### DATA PROVIDED ###

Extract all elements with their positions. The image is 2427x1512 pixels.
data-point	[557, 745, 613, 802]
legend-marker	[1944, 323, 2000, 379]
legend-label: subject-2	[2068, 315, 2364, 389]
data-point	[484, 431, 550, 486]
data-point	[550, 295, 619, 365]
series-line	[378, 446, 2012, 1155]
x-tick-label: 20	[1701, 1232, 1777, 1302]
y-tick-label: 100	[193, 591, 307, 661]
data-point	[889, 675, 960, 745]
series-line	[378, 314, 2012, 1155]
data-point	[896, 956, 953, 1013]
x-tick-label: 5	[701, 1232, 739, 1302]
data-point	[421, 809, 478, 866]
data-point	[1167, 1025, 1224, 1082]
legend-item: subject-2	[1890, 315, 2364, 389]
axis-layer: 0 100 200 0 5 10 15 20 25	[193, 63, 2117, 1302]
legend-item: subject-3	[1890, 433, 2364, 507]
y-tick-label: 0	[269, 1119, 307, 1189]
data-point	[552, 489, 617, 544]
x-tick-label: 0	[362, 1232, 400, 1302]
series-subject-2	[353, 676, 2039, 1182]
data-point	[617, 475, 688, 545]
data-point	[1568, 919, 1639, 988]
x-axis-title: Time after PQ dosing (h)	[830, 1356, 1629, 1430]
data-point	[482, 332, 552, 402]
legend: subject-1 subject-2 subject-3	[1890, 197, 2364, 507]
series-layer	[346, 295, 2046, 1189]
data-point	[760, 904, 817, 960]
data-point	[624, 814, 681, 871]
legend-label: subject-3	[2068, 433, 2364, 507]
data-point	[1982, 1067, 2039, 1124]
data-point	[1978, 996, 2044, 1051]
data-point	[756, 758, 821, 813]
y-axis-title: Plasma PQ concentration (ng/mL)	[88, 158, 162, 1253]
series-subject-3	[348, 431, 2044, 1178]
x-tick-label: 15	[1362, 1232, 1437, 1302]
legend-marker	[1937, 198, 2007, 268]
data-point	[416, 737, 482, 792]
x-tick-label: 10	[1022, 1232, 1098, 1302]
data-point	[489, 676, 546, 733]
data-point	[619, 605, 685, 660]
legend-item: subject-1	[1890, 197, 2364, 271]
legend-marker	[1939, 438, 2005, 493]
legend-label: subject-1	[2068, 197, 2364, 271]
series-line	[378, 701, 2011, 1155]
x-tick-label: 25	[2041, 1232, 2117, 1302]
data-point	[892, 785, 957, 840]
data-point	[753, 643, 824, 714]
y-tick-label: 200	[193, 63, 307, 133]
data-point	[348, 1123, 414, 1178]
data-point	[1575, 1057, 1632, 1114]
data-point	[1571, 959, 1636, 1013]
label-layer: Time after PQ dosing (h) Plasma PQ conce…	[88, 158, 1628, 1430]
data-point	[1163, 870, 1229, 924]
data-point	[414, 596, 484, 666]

###

Could you pull out the data from its first line through the line containing "332, 552, 402]", both included, and reproduce those lines word for word?

Extract all elements with their positions. The image is 2427x1512 pixels.
data-point	[557, 745, 613, 802]
legend-marker	[1944, 323, 2000, 379]
legend-label: subject-2	[2068, 315, 2364, 389]
data-point	[484, 431, 550, 486]
data-point	[550, 295, 619, 365]
series-line	[378, 446, 2012, 1155]
x-tick-label: 20	[1701, 1232, 1777, 1302]
y-tick-label: 100	[193, 591, 307, 661]
data-point	[889, 675, 960, 745]
series-line	[378, 314, 2012, 1155]
data-point	[896, 956, 953, 1013]
x-tick-label: 5	[701, 1232, 739, 1302]
data-point	[421, 809, 478, 866]
data-point	[1167, 1025, 1224, 1082]
legend-item: subject-2	[1890, 315, 2364, 389]
axis-layer: 0 100 200 0 5 10 15 20 25	[193, 63, 2117, 1302]
legend-item: subject-3	[1890, 433, 2364, 507]
y-tick-label: 0	[269, 1119, 307, 1189]
data-point	[552, 489, 617, 544]
x-tick-label: 0	[362, 1232, 400, 1302]
series-subject-2	[353, 676, 2039, 1182]
data-point	[617, 475, 688, 545]
data-point	[1568, 919, 1639, 988]
x-axis-title: Time after PQ dosing (h)	[830, 1356, 1629, 1430]
data-point	[482, 332, 552, 402]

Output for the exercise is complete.